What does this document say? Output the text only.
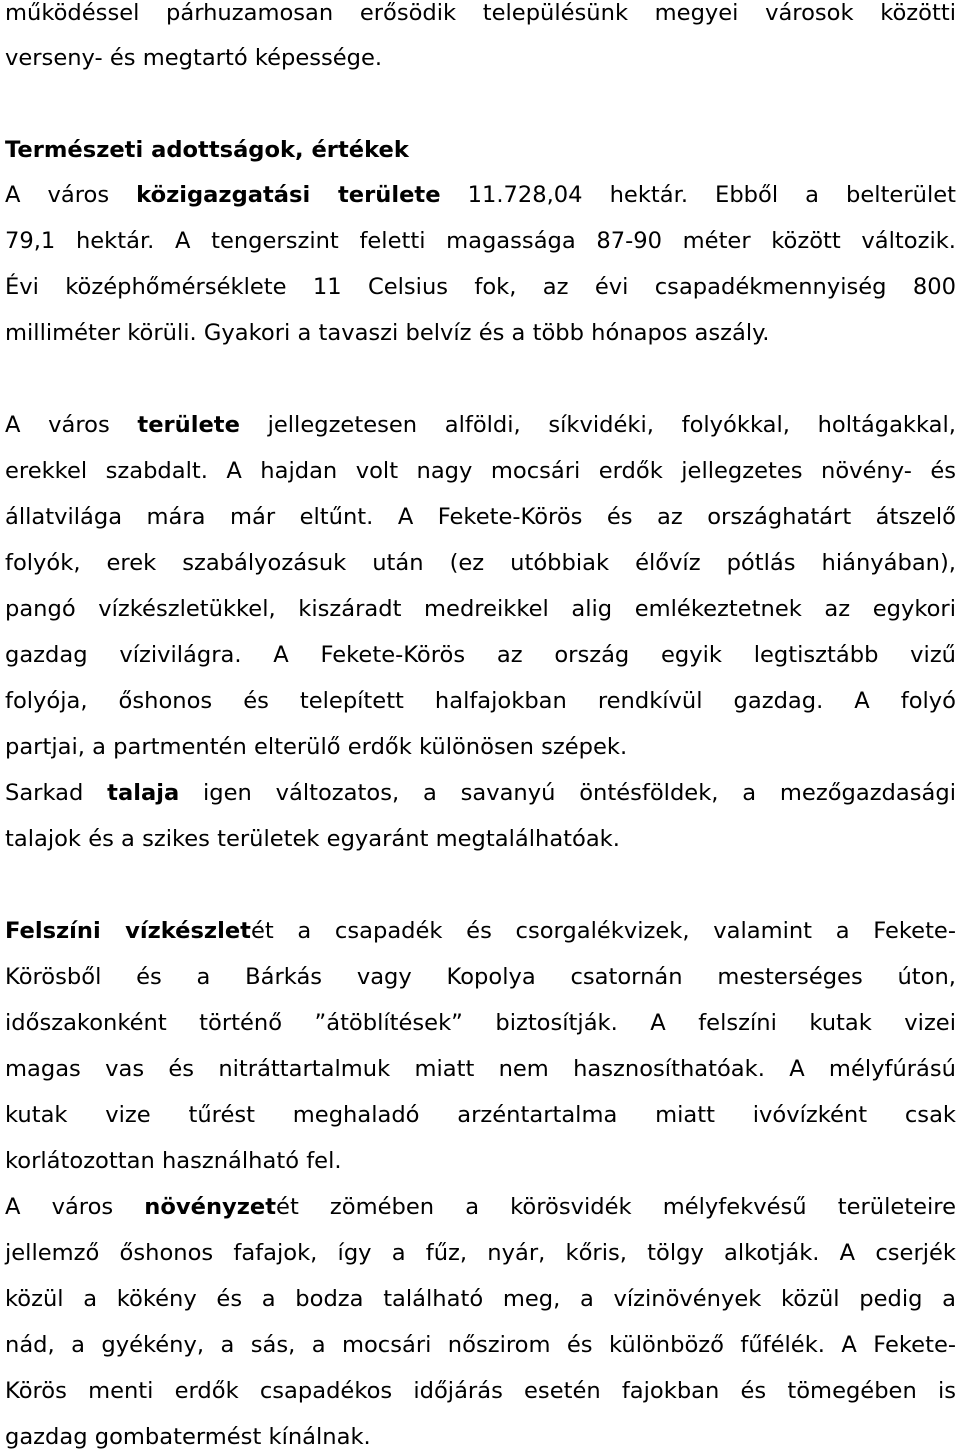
működéssel párhuzamosan erősödik településünk megyei városok közötti
verseny- és megtartó képessége.
Természeti adottságok, értékek
A város közigazgatási területe 11.728,04 hektár. Ebből a belterület
79,1 hektár. A tengerszint feletti magassága 87-90 méter között változik.
Évi középhőmérséklete 11 Celsius fok, az évi csapadékmennyiség 800
milliméter körüli. Gyakori a tavaszi belvíz és a több hónapos aszály.
A város területe jellegzetesen alföldi, síkvidéki, folyókkal, holtágakkal,
erekkel szabdalt. A hajdan volt nagy mocsári erdők jellegzetes növény- és
állatvilága mára már eltűnt. A Fekete-Körös és az országhatárt átszelő
folyók, erek szabályozásuk után (ez utóbbiak élővíz pótlás hiányában),
pangó vízkészletükkel, kiszáradt medreikkel alig emlékeztetnek az egykori
gazdag vízivilágra. A Fekete-Körös az ország egyik legtisztább vizű
folyója, őshonos és telepített halfajokban rendkívül gazdag. A folyó
partjai, a partmentén elterülő erdők különösen szépek.
Sarkad talaja igen változatos, a savanyú öntésföldek, a mezőgazdasági
talajok és a szikes területek egyaránt megtalálhatóak.
Felszíni vízkészletét a csapadék és csorgalékvizek, valamint a Fekete-
Körösből és a Bárkás vagy Kopolya csatornán mesterséges úton,
időszakonként történő ”átöblítések” biztosítják. A felszíni kutak vizei
magas vas és nitráttartalmuk miatt nem hasznosíthatóak. A mélyfúrású
kutak vize tűrést meghaladó arzéntartalma miatt ivóvízként csak
korlátozottan használható fel.
A város növényzetét zömében a körösvidék mélyfekvésű területeire
jellemző őshonos fafajok, így a fűz, nyár, kőris, tölgy alkotják. A cserjék
közül a kökény és a bodza található meg, a vízinövények közül pedig a
nád, a gyékény, a sás, a mocsári nőszirom és különböző fűfélék. A Fekete-
Körös menti erdők csapadékos időjárás esetén fajokban és tömegében is
gazdag gombatermést kínálnak.
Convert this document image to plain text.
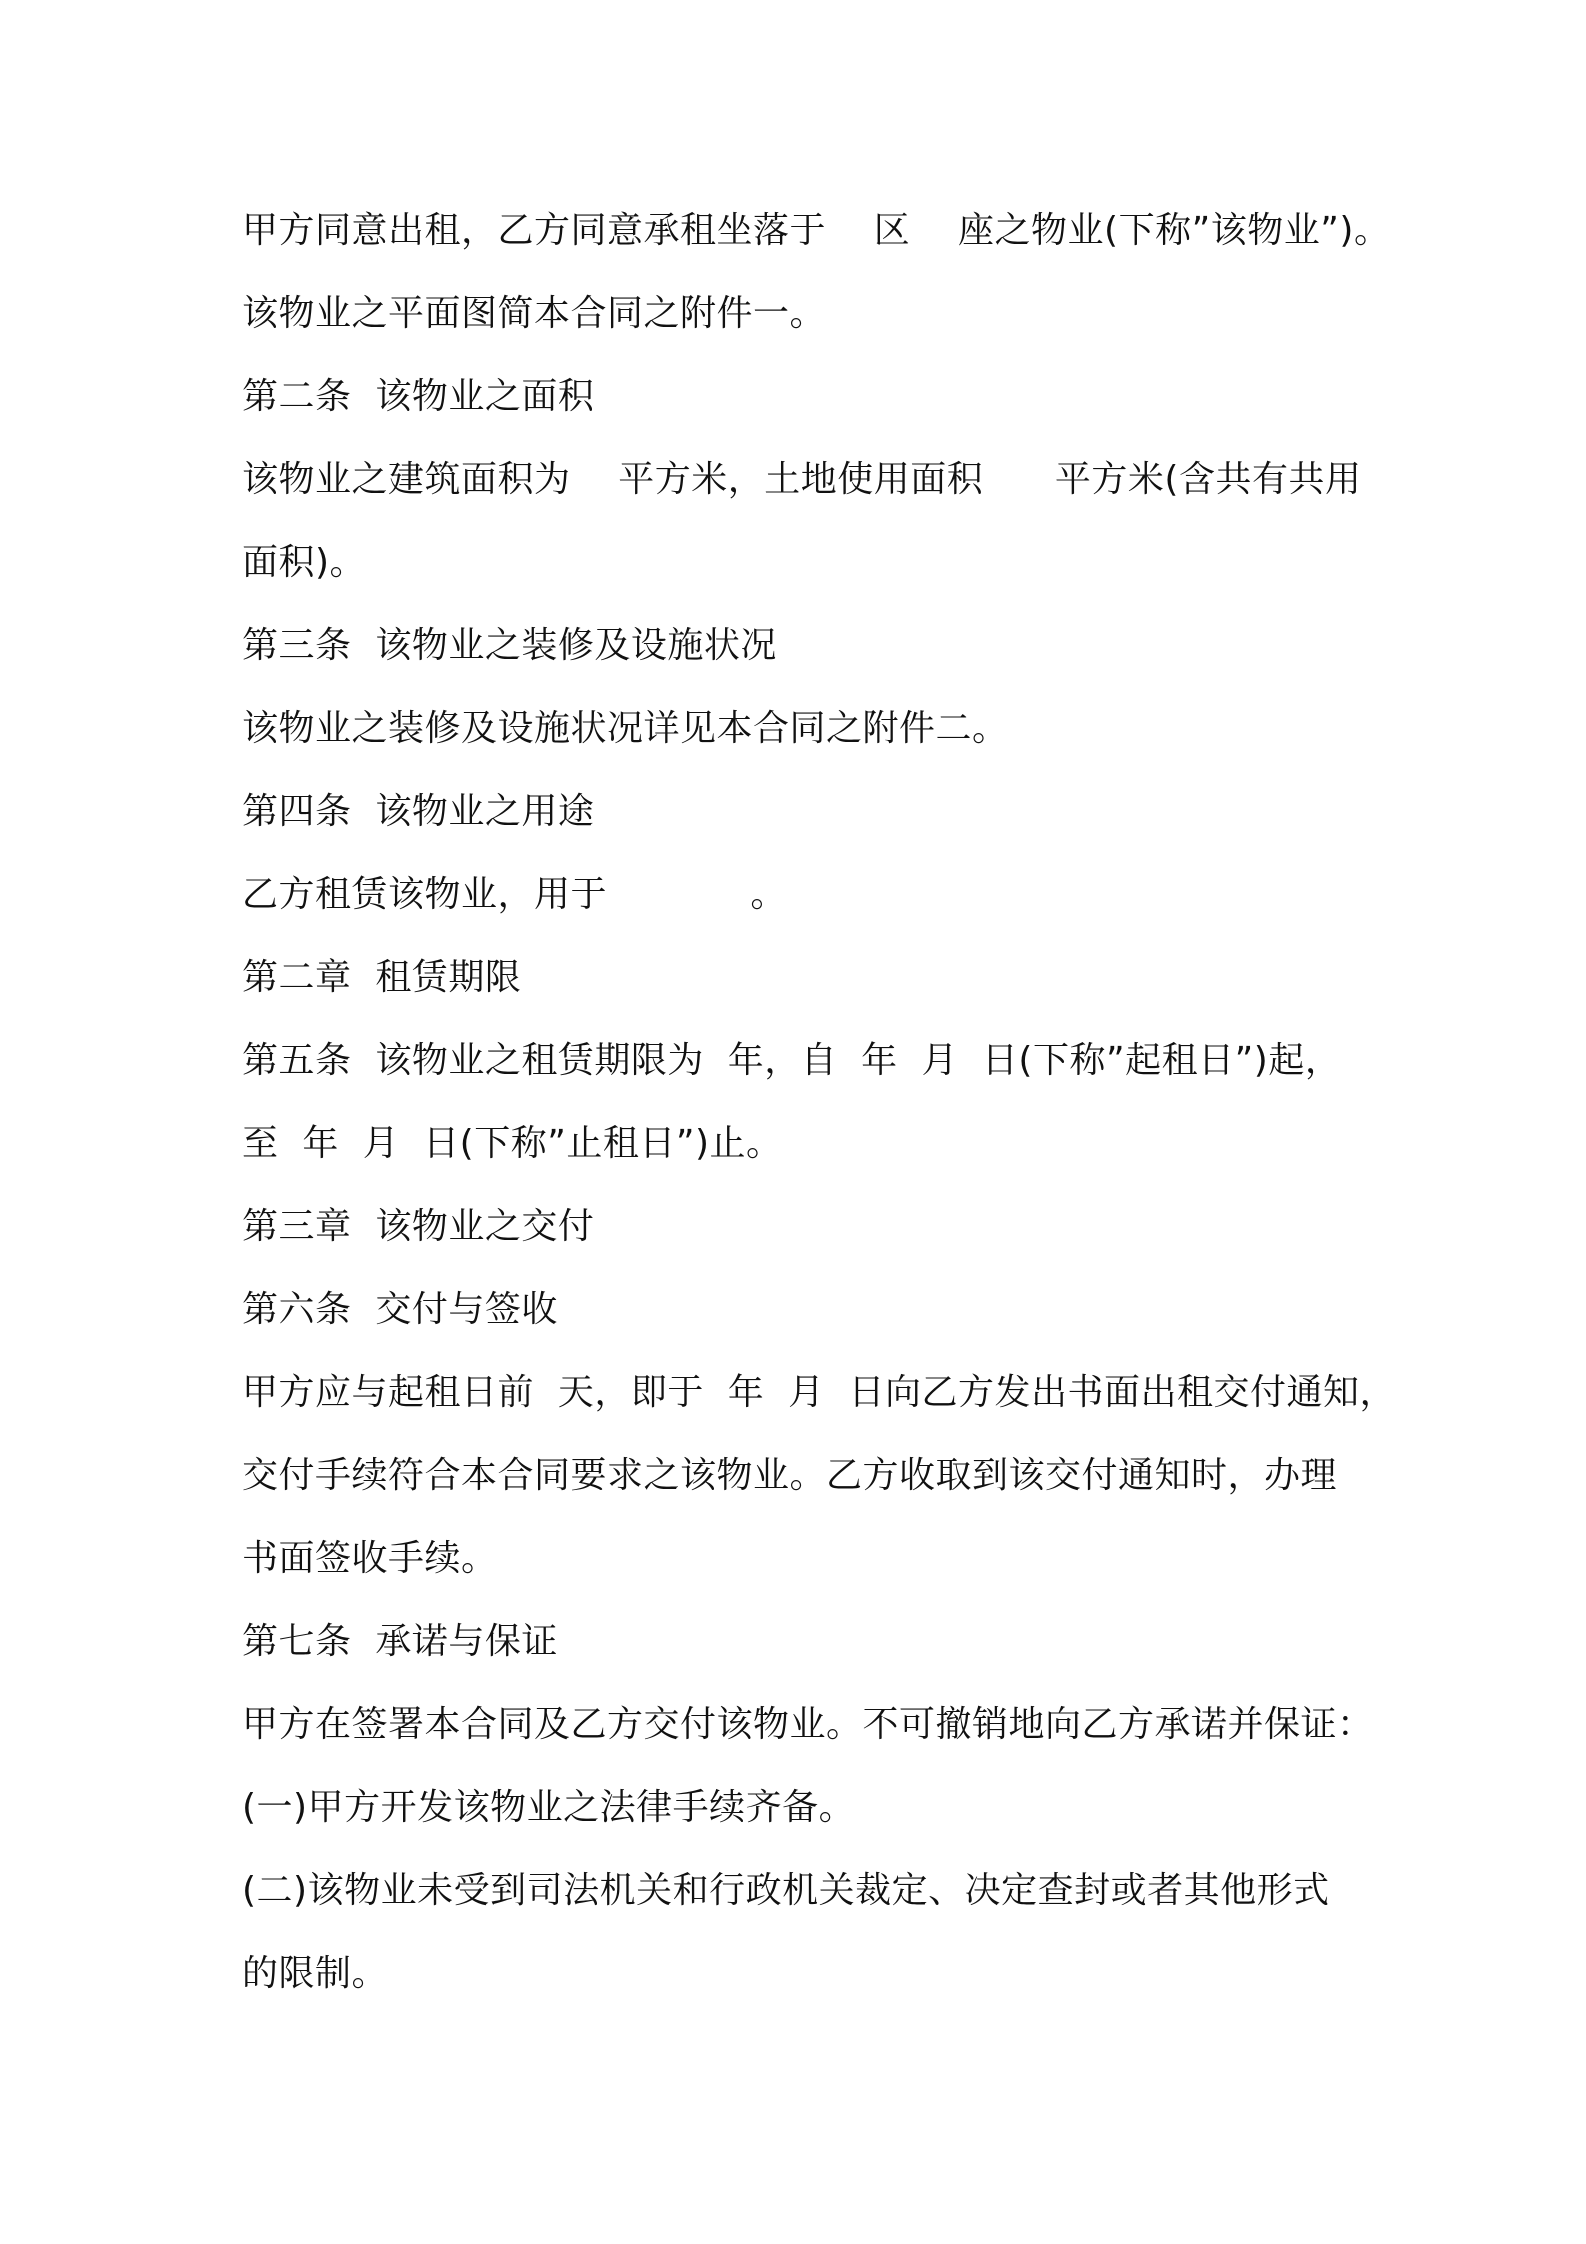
甲方同意出租，乙方同意承租坐落于    区    座之物业(下称”该物业”)。
该物业之平面图简本合同之附件一。
第二条  该物业之面积
该物业之建筑面积为    平方米，土地使用面积      平方米(含共有共用
面积)。
第三条  该物业之装修及设施状况
该物业之装修及设施状况详见本合同之附件二。
第四条  该物业之用途
乙方租赁该物业，用于            。
第二章  租赁期限
第五条  该物业之租赁期限为  年，自  年  月  日(下称”起租日”)起，
至  年  月  日(下称”止租日”)止。
第三章  该物业之交付
第六条  交付与签收
甲方应与起租日前  天，即于  年  月  日向乙方发出书面出租交付通知，
交付手续符合本合同要求之该物业。乙方收取到该交付通知时，办理
书面签收手续。
第七条  承诺与保证
甲方在签署本合同及乙方交付该物业。不可撤销地向乙方承诺并保证：
(一)甲方开发该物业之法律手续齐备。
(二)该物业未受到司法机关和行政机关裁定、决定查封或者其他形式
的限制。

## Description of the task
Read the entries and pick out all lines that include the word "Fekete".

## Written solution
állatvilága mára már eltűnt. A Fekete-Körös és az országhatárt átszelő
gazdag vízivilágra. A Fekete-Körös az ország egyik legtisztább vizű
Felszíni vízkészletét a csapadék és csorgalékvizek, valamint a Fekete-
nád, a gyékény, a sás, a mocsári nőszirom és különböző fűfélék. A Fekete-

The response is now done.